Exercise: Print the data that follows exactly.

(Collection entries)
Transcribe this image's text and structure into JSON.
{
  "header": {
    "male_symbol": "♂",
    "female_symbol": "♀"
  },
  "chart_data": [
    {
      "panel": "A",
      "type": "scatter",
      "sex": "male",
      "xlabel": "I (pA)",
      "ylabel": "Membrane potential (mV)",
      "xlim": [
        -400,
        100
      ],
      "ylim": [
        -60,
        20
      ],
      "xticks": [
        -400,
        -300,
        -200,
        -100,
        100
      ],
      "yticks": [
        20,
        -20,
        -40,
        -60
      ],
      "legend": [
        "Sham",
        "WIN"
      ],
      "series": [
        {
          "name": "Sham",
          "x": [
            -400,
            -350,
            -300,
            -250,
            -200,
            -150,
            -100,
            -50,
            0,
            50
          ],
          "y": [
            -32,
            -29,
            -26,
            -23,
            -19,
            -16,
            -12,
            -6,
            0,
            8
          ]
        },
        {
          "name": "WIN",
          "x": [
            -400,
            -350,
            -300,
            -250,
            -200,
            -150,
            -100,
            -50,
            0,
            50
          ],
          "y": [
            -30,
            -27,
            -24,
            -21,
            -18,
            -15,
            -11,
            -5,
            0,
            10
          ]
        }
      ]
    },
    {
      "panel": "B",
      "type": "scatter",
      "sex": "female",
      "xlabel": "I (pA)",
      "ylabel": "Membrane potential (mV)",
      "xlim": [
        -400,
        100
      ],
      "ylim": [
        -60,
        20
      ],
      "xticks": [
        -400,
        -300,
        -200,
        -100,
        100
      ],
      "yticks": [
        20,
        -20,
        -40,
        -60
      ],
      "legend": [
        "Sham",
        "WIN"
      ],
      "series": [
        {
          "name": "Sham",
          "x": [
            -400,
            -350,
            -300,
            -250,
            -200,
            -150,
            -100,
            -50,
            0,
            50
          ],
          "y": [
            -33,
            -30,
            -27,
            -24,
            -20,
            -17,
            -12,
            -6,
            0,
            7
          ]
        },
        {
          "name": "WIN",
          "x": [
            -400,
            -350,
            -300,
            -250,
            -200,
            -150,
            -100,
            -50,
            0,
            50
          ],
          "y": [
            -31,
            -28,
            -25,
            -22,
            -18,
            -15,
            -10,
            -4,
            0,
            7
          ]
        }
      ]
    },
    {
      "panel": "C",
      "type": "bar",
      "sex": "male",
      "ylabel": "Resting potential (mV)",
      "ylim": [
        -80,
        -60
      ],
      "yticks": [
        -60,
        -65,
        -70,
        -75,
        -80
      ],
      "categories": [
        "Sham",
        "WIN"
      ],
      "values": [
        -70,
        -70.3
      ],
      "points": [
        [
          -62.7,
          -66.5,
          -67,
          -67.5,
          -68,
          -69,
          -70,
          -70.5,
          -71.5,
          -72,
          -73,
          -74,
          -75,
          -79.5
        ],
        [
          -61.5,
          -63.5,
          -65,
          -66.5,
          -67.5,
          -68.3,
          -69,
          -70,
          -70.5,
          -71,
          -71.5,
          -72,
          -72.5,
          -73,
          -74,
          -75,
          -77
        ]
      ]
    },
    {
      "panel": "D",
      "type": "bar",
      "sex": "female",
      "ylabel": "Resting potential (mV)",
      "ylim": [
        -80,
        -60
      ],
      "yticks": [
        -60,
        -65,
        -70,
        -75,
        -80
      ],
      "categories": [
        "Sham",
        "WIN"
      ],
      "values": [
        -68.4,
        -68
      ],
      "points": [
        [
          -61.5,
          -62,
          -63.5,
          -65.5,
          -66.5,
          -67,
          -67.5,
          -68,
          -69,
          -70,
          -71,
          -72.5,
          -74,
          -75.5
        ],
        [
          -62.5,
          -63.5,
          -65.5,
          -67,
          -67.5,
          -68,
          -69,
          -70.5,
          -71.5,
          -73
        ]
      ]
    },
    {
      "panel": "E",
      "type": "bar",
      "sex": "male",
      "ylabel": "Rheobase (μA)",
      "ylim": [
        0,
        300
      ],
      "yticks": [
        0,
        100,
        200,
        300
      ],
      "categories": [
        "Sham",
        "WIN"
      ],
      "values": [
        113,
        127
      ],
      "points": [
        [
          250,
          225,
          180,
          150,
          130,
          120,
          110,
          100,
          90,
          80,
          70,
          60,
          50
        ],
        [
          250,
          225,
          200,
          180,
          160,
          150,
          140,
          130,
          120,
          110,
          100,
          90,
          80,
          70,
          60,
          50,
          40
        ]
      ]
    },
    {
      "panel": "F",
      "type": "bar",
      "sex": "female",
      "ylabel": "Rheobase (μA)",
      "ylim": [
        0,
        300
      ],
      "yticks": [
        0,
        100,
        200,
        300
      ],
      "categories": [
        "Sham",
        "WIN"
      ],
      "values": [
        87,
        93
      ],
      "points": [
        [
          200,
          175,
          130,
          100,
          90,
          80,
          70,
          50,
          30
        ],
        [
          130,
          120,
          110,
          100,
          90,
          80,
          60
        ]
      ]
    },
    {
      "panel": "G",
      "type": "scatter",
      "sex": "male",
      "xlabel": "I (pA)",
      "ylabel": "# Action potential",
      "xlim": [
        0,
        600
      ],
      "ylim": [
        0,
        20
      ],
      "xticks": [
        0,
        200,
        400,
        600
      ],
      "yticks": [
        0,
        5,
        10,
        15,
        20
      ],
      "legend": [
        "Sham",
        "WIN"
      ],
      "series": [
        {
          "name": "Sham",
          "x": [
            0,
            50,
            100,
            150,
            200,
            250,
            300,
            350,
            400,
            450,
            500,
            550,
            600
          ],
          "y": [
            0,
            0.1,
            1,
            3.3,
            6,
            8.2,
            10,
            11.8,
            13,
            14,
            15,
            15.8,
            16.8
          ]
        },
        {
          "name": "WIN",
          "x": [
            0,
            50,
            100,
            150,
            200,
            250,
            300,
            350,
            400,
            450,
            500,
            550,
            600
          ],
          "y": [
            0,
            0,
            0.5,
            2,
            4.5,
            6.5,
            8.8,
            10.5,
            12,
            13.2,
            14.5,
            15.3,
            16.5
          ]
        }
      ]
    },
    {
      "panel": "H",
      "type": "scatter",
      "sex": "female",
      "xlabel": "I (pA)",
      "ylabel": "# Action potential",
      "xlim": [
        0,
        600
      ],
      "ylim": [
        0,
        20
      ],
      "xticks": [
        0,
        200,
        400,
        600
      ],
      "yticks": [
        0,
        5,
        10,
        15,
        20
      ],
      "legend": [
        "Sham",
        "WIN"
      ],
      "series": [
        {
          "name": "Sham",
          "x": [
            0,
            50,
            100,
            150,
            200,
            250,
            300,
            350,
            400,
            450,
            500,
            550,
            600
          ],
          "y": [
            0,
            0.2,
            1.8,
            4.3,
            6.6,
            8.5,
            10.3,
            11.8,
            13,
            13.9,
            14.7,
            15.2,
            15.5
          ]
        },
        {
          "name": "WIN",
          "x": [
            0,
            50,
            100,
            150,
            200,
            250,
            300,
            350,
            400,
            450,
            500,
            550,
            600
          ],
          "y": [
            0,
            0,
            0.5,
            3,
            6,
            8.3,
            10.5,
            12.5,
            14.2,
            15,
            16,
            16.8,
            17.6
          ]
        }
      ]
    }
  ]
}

Correct result:
Transcribe this image's text and structure into JSON.
{
  "header": {
    "male_symbol": "♂",
    "female_symbol": "♀"
  },
  "chart_data": [
    {
      "panel": "A",
      "type": "scatter",
      "sex": "male",
      "xlabel": "I (pA)",
      "ylabel": "Membrane potential (mV)",
      "xlim": [
        -400,
        100
      ],
      "ylim": [
        -60,
        20
      ],
      "xticks": [
        -400,
        -300,
        -200,
        -100,
        100
      ],
      "yticks": [
        20,
        -20,
        -40,
        -60
      ],
      "legend": [
        "Sham",
        "WIN"
      ],
      "series": [
        {
          "name": "Sham",
          "x": [
            -400,
            -350,
            -300,
            -250,
            -200,
            -150,
            -100,
            -50,
            0,
            50
          ],
          "y": [
            -32,
            -29,
            -26,
            -23,
            -19,
            -16,
            -12,
            -6,
            0,
            8
          ]
        },
        {
          "name": "WIN",
          "x": [
            -400,
            -350,
            -300,
            -250,
            -200,
            -150,
            -100,
            -50,
            0,
            50
          ],
          "y": [
            -30,
            -27,
            -24,
            -21,
            -18,
            -15,
            -11,
            -5,
            0,
            10
          ]
        }
      ]
    },
    {
      "panel": "B",
      "type": "scatter",
      "sex": "female",
      "xlabel": "I (pA)",
      "ylabel": "Membrane potential (mV)",
      "xlim": [
        -400,
        100
      ],
      "ylim": [
        -60,
        20
      ],
      "xticks": [
        -400,
        -300,
        -200,
        -100,
        100
      ],
      "yticks": [
        20,
        -20,
        -40,
        -60
      ],
      "legend": [
        "Sham",
        "WIN"
      ],
      "series": [
        {
          "name": "Sham",
          "x": [
            -400,
            -350,
            -300,
            -250,
            -200,
            -150,
            -100,
            -50,
            0,
            50
          ],
          "y": [
            -33,
            -30,
            -27,
            -24,
            -20,
            -17,
            -12,
            -6,
            0,
            7
          ]
        },
        {
          "name": "WIN",
          "x": [
            -400,
            -350,
            -300,
            -250,
            -200,
            -150,
            -100,
            -50,
            0,
            50
          ],
          "y": [
            -31,
            -28,
            -25,
            -22,
            -18,
            -15,
            -10,
            -4,
            0,
            7
          ]
        }
      ]
    },
    {
      "panel": "C",
      "type": "bar",
      "sex": "male",
      "ylabel": "Resting potential (mV)",
      "ylim": [
        -80,
        -60
      ],
      "yticks": [
        -60,
        -65,
        -70,
        -75,
        -80
      ],
      "categories": [
        "Sham",
        "WIN"
      ],
      "values": [
        -70,
        -70.3
      ],
      "points": [
        [
          -62.7,
          -66.5,
          -67,
          -67.5,
          -68,
          -69,
          -70,
          -70.5,
          -71.5,
          -72,
          -73,
          -74,
          -75,
          -79.5
        ],
        [
          -61.5,
          -63.5,
          -65,
          -66.5,
          -67.5,
          -68.3,
          -69,
          -70,
          -70.5,
          -71,
          -71.5,
          -72,
          -72.5,
          -73,
          -74,
          -75,
          -77
        ]
      ]
    },
    {
      "panel": "D",
      "type": "bar",
      "sex": "female",
      "ylabel": "Resting potential (mV)",
      "ylim": [
        -80,
        -60
      ],
      "yticks": [
        -60,
        -65,
        -70,
        -75,
        -80
      ],
      "categories": [
        "Sham",
        "WIN"
      ],
      "values": [
        -68.4,
        -68
      ],
      "points": [
        [
          -61.5,
          -62,
          -63.5,
          -65.5,
          -66.5,
          -67,
          -67.5,
          -68,
          -69,
          -70,
          -71,
          -72.5,
          -74,
          -75.5
        ],
        [
          -62.5,
          -63.5,
          -65.5,
          -67,
          -67.5,
          -68,
          -69,
          -70.5,
          -71.5,
          -73
        ]
      ]
    },
    {
      "panel": "E",
      "type": "bar",
      "sex": "male",
      "ylabel": "Rheobase (μA)",
      "ylim": [
        0,
        300
      ],
      "yticks": [
        0,
        100,
        200,
        300
      ],
      "categories": [
        "Sham",
        "WIN"
      ],
      "values": [
        113,
        127
      ],
      "points": [
        [
          250,
          225,
          180,
          150,
          130,
          120,
          110,
          100,
          90,
          80,
          70,
          60,
          50
        ],
        [
          250,
          225,
          200,
          180,
          160,
          150,
          140,
          130,
          120,
          110,
          100,
          90,
          80,
          70,
          60,
          50,
          40
        ]
      ]
    },
    {
      "panel": "F",
      "type": "bar",
      "sex": "female",
      "ylabel": "Rheobase (μA)",
      "ylim": [
        0,
        300
      ],
      "yticks": [
        0,
        100,
        200,
        300
      ],
      "categories": [
        "Sham",
        "WIN"
      ],
      "values": [
        87,
        93
      ],
      "points": [
        [
          200,
          175,
          130,
          100,
          90,
          80,
          70,
          50,
          30
        ],
        [
          130,
          120,
          110,
          100,
          90,
          80,
          60
        ]
      ]
    },
    {
      "panel": "G",
      "type": "scatter",
      "sex": "male",
      "xlabel": "I (pA)",
      "ylabel": "# Action potential",
      "xlim": [
        0,
        600
      ],
      "ylim": [
        0,
        20
      ],
      "xticks": [
        0,
        200,
        400,
        600
      ],
      "yticks": [
        0,
        5,
        10,
        15,
        20
      ],
      "legend": [
        "Sham",
        "WIN"
      ],
      "series": [
        {
          "name": "Sham",
          "x": [
            0,
            50,
            100,
            150,
            200,
            250,
            300,
            350,
            400,
            450,
            500,
            550,
            600
          ],
          "y": [
            0,
            0.1,
            1,
            3.3,
            6,
            8.2,
            10,
            11.8,
            13,
            14,
            15,
            15.8,
            16.8
          ]
        },
        {
          "name": "WIN",
          "x": [
            0,
            50,
            100,
            150,
            200,
            250,
            300,
            350,
            400,
            450,
            500,
            550,
            600
          ],
          "y": [
            0,
            0,
            0.5,
            2,
            4.5,
            6.5,
            8.8,
            10.5,
            12,
            13.2,
            14.5,
            15.3,
            16.5
          ]
        }
      ]
    },
    {
      "panel": "H",
      "type": "scatter",
      "sex": "female",
      "xlabel": "I (pA)",
      "ylabel": "# Action potential",
      "xlim": [
        0,
        600
      ],
      "ylim": [
        0,
        20
      ],
      "xticks": [
        0,
        200,
        400,
        600
      ],
      "yticks": [
        0,
        5,
        10,
        15,
        20
      ],
      "legend": [
        "Sham",
        "WIN"
      ],
      "series": [
        {
          "name": "Sham",
          "x": [
            0,
            50,
            100,
            150,
            200,
            250,
            300,
            350,
            400,
            450,
            500,
            550,
            600
          ],
          "y": [
            0,
            0.2,
            1.8,
            4.3,
            6.6,
            8.5,
            10.3,
            11.8,
            13,
            13.9,
            14.7,
            15.2,
            15.5
          ]
        },
        {
          "name": "WIN",
          "x": [
            0,
            50,
            100,
            150,
            200,
            250,
            300,
            350,
            400,
            450,
            500,
            550,
            600
          ],
          "y": [
            0,
            0,
            0.5,
            3,
            6,
            8.3,
            10.5,
            12.5,
            14.2,
            15,
            16,
            16.8,
            17.6
          ]
        }
      ]
    }
  ]
}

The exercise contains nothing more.